→ **SOURCE EXTRACT**
-=-=-=-=-

# Timeshares close to Yellowstone



## Karen G (Sep 24, 2008)

Are there any timeshares that would be close to Yellowstone?


----------



## DaveNV (Sep 24, 2008)

Island Park is the closest, I think.  Near the West Yellowstone entrance.  Ten miles or so?  There are others, but not so close.

There has been a lot of discussion on this topic.  Maybe a Forum Search would turn up some information?

Dave


----------



## swift (Sep 24, 2008)

Actually I think the new World Mark is closer now. I believe it is just outside the West Gate in West Yellowstone. There is also Big Sky Resort ( II ) and Lake Condominiums at Big Sky (RCI). Those are about 30 minutes away from the West gate.

http://www.worldmarktheclub.com/resorts/wym/

http://www.bigskyresort.com/Lodging/index.asp

http://www.lakeatbigsky.com/Ammenities.html


----------



## Icc5 (Sep 24, 2008)

-=-=-=-=-

→ **DATA PROVIDED**
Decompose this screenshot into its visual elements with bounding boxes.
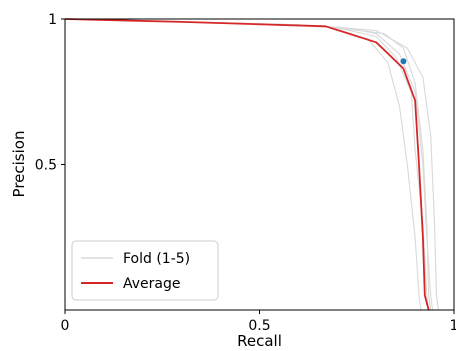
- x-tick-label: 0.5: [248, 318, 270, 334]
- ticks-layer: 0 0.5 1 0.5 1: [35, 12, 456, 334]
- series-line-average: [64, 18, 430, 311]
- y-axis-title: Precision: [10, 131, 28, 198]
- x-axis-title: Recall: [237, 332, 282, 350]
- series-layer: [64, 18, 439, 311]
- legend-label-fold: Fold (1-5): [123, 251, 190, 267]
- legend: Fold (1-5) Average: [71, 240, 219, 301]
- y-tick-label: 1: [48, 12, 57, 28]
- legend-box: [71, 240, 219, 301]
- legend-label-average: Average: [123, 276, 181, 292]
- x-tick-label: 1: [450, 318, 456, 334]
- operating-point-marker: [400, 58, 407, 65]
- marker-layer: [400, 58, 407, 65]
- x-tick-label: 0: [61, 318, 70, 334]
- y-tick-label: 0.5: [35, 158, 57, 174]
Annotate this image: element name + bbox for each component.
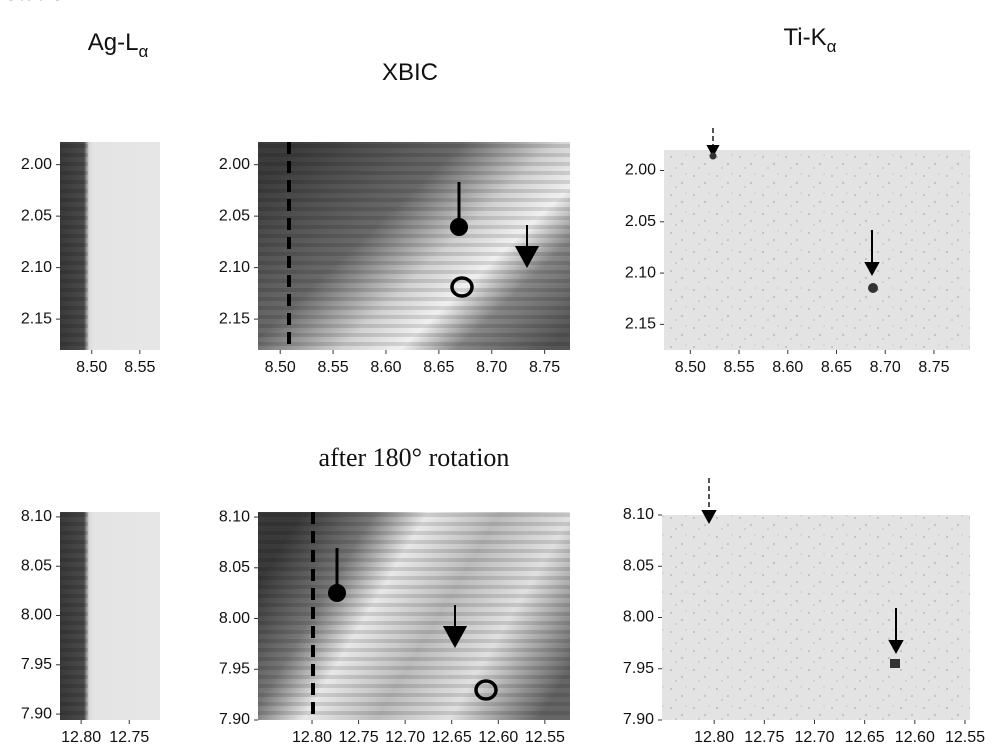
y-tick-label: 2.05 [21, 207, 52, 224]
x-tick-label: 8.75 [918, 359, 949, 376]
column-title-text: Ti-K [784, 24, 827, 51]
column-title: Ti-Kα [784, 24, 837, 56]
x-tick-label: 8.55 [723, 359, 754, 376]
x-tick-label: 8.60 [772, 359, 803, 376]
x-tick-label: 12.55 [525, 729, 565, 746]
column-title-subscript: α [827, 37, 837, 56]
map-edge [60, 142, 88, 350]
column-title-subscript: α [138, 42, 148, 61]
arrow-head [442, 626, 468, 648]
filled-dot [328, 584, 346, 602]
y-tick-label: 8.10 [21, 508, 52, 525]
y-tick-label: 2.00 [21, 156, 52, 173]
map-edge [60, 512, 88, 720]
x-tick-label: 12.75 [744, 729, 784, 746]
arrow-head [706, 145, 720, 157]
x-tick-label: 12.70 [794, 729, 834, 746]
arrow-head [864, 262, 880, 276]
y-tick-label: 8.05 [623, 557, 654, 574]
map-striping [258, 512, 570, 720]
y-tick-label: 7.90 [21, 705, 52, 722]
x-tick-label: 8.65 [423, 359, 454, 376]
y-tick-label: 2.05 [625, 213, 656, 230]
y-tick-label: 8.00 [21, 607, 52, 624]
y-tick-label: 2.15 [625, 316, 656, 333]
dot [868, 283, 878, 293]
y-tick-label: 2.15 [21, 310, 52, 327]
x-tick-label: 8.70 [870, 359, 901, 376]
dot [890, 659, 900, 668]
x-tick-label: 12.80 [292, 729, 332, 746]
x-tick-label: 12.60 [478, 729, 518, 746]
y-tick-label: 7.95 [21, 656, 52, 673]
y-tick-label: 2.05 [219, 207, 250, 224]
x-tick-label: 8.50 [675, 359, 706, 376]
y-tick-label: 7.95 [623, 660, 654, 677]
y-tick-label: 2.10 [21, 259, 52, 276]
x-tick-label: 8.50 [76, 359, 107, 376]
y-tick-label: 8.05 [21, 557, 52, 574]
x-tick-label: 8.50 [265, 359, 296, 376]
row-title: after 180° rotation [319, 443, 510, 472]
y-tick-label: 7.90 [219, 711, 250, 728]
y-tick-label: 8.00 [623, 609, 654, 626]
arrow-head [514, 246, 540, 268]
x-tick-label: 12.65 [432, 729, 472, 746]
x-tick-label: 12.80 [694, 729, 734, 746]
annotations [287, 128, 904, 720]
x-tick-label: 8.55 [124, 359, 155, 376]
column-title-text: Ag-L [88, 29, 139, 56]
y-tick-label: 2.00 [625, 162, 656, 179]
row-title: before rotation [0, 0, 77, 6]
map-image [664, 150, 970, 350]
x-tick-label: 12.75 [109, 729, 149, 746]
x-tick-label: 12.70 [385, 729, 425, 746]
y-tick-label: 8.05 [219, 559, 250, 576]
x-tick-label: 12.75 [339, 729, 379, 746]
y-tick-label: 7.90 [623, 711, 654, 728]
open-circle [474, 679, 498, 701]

-=-=-=-=-

→ **EXERCISE INSTRUCTIONS**
1) Print the stretch of the Yellowstone timeshare thread from "## Karen G (Sep" through "up some information?".
2) Please carry on the Yellowstone timeshare thread from its last line.

→ **ANSWERS FOR THE EXERCISE**
1)
## Karen G (Sep 24, 2008)

Are there any timeshares that would be close to Yellowstone?


----------



## DaveNV (Sep 24, 2008)

Island Park is the closest, I think.  Near the West Yellowstone entrance.  Ten miles or so?  There are others, but not so close.

There has been a lot of discussion on this topic.  Maybe a Forum Search would turn up some information?

2)
*Worldmark*



Karen G said:


> Are there any timeshares that would be close to Yellowstone?



We just recently came back from the Worldmark which is only a few blocks from the West Yellowstone entrance and a few blocks from town.  Location was perfect.
Bart


----------



## DaveNV (Sep 24, 2008)

Well, there you go!  I didn't know it was that close.  Nice to know.

Dave


----------



## bobk (Sep 25, 2008)

Island park is a 22 mile enjoyable ride to the West Gate of the National Park.  We were there in June and drove there 5 days and always enjoyed the ride. Especially once you get to the Park itself.  We saw a countless number of Bison, deer mule, and elk. We promised ourselves to stop taking pictures of the bison as we took well over 200 of them but couldn't help ourselves.  No matter where you stay you will have a great time.  Island Park Resort is a nice place.  You can check my review of it on the resort review database.


----------



## Laurie (Sep 25, 2008)

RCI #0269: "Yellowstone Village"


----------



## travelhome (Sep 26, 2008)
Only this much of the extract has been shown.